> _Work instructions_
Return the whole listing, keeping every character the same.

> _Data excerpts_
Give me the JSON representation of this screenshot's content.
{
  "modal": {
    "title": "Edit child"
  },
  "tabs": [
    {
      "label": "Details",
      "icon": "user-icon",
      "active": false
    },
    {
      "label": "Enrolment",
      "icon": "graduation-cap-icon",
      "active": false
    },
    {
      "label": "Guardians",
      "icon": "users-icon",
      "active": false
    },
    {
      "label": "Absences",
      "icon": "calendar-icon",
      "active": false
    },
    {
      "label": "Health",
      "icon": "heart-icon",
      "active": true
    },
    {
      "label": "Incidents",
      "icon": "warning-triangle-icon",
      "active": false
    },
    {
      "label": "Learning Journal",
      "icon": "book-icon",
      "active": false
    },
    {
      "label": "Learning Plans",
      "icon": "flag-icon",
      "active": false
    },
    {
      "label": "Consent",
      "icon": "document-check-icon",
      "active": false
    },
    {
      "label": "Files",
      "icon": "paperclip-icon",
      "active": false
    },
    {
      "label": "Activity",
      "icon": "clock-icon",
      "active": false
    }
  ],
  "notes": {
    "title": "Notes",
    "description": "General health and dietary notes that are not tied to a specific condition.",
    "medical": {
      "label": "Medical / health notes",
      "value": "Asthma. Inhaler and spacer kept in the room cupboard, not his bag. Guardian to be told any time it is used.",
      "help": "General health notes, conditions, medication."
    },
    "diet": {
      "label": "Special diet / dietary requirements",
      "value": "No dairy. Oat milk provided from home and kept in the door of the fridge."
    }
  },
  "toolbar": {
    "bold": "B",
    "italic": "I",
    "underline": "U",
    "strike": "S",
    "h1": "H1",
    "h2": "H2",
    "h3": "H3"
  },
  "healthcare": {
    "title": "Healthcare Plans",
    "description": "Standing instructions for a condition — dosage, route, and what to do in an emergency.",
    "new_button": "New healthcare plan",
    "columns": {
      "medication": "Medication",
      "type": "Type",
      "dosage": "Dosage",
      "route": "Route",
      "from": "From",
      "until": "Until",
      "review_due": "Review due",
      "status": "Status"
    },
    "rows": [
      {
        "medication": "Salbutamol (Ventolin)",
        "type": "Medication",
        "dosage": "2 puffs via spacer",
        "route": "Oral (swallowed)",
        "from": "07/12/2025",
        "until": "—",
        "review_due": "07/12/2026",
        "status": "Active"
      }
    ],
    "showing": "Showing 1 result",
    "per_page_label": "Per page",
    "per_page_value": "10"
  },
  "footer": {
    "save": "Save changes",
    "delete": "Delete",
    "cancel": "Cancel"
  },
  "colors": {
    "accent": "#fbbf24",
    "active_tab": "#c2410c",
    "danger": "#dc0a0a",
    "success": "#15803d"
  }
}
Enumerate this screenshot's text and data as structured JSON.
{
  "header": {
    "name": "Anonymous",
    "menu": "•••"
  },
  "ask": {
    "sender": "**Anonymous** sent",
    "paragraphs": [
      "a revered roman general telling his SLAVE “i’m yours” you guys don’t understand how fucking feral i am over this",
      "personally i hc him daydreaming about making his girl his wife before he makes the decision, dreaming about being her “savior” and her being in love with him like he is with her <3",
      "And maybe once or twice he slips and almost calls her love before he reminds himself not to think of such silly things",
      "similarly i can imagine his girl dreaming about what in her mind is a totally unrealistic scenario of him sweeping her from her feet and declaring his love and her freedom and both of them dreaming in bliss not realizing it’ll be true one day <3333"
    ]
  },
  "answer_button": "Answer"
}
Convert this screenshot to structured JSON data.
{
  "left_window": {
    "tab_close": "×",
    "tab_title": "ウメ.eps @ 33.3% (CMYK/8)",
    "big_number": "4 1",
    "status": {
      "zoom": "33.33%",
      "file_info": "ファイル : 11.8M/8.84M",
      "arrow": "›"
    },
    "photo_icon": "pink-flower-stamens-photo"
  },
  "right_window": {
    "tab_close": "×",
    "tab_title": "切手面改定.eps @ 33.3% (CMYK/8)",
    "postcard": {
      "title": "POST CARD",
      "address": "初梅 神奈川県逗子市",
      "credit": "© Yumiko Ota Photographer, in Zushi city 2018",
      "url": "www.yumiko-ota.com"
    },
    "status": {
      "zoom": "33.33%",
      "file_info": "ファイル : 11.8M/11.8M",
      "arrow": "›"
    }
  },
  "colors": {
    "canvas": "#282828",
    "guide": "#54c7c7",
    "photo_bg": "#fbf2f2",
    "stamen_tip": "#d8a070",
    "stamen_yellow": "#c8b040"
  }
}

> _Correct result_
Give me the JSON representation of this screenshot's content.
{
  "modal": {
    "title": "Edit child"
  },
  "tabs": [
    {
      "label": "Details",
      "icon": "user-icon",
      "active": false
    },
    {
      "label": "Enrolment",
      "icon": "graduation-cap-icon",
      "active": false
    },
    {
      "label": "Guardians",
      "icon": "users-icon",
      "active": false
    },
    {
      "label": "Absences",
      "icon": "calendar-icon",
      "active": false
    },
    {
      "label": "Health",
      "icon": "heart-icon",
      "active": true
    },
    {
      "label": "Incidents",
      "icon": "warning-triangle-icon",
      "active": false
    },
    {
      "label": "Learning Journal",
      "icon": "book-icon",
      "active": false
    },
    {
      "label": "Learning Plans",
      "icon": "flag-icon",
      "active": false
    },
    {
      "label": "Consent",
      "icon": "document-check-icon",
      "active": false
    },
    {
      "label": "Files",
      "icon": "paperclip-icon",
      "active": false
    },
    {
      "label": "Activity",
      "icon": "clock-icon",
      "active": false
    }
  ],
  "notes": {
    "title": "Notes",
    "description": "General health and dietary notes that are not tied to a specific condition.",
    "medical": {
      "label": "Medical / health notes",
      "value": "Asthma. Inhaler and spacer kept in the room cupboard, not his bag. Guardian to be told any time it is used.",
      "help": "General health notes, conditions, medication."
    },
    "diet": {
      "label": "Special diet / dietary requirements",
      "value": "No dairy. Oat milk provided from home and kept in the door of the fridge."
    }
  },
  "toolbar": {
    "bold": "B",
    "italic": "I",
    "underline": "U",
    "strike": "S",
    "h1": "H1",
    "h2": "H2",
    "h3": "H3"
  },
  "healthcare": {
    "title": "Healthcare Plans",
    "description": "Standing instructions for a condition — dosage, route, and what to do in an emergency.",
    "new_button": "New healthcare plan",
    "columns": {
      "medication": "Medication",
      "type": "Type",
      "dosage": "Dosage",
      "route": "Route",
      "from": "From",
      "until": "Until",
      "review_due": "Review due",
      "status": "Status"
    },
    "rows": [
      {
        "medication": "Salbutamol (Ventolin)",
        "type": "Medication",
        "dosage": "2 puffs via spacer",
        "route": "Oral (swallowed)",
        "from": "07/12/2025",
        "until": "—",
        "review_due": "07/12/2026",
        "status": "Active"
      }
    ],
    "showing": "Showing 1 result",
    "per_page_label": "Per page",
    "per_page_value": "10"
  },
  "footer": {
    "save": "Save changes",
    "delete": "Delete",
    "cancel": "Cancel"
  },
  "colors": {
    "accent": "#fbbf24",
    "active_tab": "#c2410c",
    "danger": "#dc0a0a",
    "success": "#15803d"
  }
}
Enumerate this screenshot's text and data as structured JSON.
{
  "header": {
    "name": "Anonymous",
    "menu": "•••"
  },
  "ask": {
    "sender": "**Anonymous** sent",
    "paragraphs": [
      "a revered roman general telling his SLAVE “i’m yours” you guys don’t understand how fucking feral i am over this",
      "personally i hc him daydreaming about making his girl his wife before he makes the decision, dreaming about being her “savior” and her being in love with him like he is with her <3",
      "And maybe once or twice he slips and almost calls her love before he reminds himself not to think of such silly things",
      "similarly i can imagine his girl dreaming about what in her mind is a totally unrealistic scenario of him sweeping her from her feet and declaring his love and her freedom and both of them dreaming in bliss not realizing it’ll be true one day <3333"
    ]
  },
  "answer_button": "Answer"
}
Convert this screenshot to structured JSON data.
{
  "left_window": {
    "tab_close": "×",
    "tab_title": "ウメ.eps @ 33.3% (CMYK/8)",
    "big_number": "4 1",
    "status": {
      "zoom": "33.33%",
      "file_info": "ファイル : 11.8M/8.84M",
      "arrow": "›"
    },
    "photo_icon": "pink-flower-stamens-photo"
  },
  "right_window": {
    "tab_close": "×",
    "tab_title": "切手面改定.eps @ 33.3% (CMYK/8)",
    "postcard": {
      "title": "POST CARD",
      "address": "初梅 神奈川県逗子市",
      "credit": "© Yumiko Ota Photographer, in Zushi city 2018",
      "url": "www.yumiko-ota.com"
    },
    "status": {
      "zoom": "33.33%",
      "file_info": "ファイル : 11.8M/11.8M",
      "arrow": "›"
    }
  },
  "colors": {
    "canvas": "#282828",
    "guide": "#54c7c7",
    "photo_bg": "#fbf2f2",
    "stamen_tip": "#d8a070",
    "stamen_yellow": "#c8b040"
  }
}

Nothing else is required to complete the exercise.